- _Exercise goal_:
How many lines of the data hold the word "Contest"? State the number and nothing else.

[start of Information given]

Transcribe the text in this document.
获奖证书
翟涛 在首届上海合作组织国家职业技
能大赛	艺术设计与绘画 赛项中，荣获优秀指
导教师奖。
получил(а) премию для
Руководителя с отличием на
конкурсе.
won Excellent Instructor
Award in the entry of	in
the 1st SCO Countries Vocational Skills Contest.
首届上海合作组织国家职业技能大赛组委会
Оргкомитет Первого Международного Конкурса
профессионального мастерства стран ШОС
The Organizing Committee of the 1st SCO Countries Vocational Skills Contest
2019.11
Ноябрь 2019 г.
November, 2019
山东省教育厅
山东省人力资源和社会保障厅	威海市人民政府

[end of Information given]

- _The solution_:
2